» GIVEN EXERCISE: Copy each line in which the string "Gemma" occurs.

» Rows from a figure dataset:
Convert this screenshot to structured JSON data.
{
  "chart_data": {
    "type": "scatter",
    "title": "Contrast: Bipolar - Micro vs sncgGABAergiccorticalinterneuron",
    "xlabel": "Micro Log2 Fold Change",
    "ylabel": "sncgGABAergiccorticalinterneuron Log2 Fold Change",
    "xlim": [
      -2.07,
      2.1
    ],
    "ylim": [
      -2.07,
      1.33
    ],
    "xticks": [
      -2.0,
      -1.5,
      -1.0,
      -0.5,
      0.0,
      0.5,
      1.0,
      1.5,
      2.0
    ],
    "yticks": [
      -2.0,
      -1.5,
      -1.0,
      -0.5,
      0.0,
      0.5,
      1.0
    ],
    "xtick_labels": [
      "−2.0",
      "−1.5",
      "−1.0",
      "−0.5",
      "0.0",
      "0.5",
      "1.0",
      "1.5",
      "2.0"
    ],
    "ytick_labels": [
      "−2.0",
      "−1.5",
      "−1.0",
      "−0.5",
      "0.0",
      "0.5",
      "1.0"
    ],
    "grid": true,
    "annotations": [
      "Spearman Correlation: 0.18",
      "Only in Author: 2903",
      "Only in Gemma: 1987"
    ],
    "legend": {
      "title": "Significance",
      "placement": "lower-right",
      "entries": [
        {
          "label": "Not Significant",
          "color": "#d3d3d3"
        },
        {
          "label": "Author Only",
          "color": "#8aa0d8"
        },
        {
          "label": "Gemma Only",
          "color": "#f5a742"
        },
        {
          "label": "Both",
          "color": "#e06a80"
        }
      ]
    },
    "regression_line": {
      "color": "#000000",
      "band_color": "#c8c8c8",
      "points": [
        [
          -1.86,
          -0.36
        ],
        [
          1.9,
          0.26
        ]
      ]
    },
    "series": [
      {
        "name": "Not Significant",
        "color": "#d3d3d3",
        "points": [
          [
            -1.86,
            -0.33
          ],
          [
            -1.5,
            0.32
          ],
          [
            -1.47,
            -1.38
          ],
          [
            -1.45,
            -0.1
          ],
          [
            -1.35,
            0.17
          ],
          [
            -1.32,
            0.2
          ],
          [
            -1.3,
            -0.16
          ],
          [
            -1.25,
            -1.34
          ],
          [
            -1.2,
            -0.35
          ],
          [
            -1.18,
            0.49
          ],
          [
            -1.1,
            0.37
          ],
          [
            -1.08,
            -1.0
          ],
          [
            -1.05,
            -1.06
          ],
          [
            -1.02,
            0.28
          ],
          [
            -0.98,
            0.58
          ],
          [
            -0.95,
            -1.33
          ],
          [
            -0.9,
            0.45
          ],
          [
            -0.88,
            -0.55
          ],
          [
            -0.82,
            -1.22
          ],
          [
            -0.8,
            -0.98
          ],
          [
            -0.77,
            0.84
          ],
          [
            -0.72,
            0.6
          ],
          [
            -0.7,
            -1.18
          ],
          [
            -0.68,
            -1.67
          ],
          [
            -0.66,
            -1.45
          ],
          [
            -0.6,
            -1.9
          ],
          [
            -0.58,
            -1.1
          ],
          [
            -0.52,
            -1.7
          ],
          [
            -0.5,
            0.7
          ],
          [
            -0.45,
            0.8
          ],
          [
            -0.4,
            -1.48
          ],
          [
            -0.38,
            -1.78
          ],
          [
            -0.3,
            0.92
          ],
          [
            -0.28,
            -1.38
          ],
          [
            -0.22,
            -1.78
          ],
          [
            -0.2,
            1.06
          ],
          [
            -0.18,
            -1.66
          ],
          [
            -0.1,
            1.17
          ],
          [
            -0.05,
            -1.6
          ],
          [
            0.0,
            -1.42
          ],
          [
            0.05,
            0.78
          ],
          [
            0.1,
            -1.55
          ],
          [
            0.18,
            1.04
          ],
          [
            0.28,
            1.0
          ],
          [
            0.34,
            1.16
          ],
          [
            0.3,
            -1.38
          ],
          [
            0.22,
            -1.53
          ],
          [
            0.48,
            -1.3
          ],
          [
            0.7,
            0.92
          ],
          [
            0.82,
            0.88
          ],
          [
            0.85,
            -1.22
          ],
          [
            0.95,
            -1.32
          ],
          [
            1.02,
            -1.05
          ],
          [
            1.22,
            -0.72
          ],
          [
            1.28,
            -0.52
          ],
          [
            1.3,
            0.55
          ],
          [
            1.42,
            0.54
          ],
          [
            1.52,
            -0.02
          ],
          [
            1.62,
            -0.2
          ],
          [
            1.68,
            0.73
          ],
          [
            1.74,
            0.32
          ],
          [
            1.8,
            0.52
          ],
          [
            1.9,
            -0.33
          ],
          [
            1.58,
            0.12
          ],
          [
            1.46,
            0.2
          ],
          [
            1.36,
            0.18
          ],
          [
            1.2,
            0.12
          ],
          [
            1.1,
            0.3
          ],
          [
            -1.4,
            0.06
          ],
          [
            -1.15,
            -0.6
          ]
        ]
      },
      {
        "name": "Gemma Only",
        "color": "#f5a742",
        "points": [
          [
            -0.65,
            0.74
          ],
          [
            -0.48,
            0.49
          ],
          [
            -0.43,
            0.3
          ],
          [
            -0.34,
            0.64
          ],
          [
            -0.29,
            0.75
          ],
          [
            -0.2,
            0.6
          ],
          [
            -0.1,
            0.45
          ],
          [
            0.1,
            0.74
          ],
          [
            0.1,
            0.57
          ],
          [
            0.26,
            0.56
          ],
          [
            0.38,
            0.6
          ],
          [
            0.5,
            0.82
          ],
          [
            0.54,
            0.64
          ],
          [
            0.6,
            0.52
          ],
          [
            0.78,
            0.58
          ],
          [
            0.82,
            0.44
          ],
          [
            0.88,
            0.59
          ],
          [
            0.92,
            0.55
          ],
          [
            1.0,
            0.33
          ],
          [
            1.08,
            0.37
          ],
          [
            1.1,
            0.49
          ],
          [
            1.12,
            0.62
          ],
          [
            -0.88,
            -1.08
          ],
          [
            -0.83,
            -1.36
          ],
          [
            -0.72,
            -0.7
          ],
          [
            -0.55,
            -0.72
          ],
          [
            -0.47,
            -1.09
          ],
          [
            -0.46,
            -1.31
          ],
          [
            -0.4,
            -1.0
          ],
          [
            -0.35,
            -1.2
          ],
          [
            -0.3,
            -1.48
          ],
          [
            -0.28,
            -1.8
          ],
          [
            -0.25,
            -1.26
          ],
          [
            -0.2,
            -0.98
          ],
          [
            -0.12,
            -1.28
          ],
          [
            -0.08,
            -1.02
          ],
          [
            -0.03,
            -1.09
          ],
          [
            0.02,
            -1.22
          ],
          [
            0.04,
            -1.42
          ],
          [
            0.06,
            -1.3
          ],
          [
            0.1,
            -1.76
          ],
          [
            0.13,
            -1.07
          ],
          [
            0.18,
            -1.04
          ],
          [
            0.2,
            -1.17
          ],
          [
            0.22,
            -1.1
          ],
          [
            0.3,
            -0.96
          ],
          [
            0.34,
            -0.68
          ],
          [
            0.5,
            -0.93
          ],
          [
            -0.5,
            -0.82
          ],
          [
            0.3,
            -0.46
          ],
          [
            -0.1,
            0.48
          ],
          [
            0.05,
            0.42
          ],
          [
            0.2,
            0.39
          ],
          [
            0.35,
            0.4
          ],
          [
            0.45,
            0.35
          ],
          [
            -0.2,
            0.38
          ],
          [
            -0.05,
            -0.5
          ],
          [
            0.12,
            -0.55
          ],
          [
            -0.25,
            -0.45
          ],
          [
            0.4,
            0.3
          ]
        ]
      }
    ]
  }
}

» FINISHED TASK:
      "Only in Gemma: 1987"
          "label": "Gemma Only",
        "name": "Gemma Only",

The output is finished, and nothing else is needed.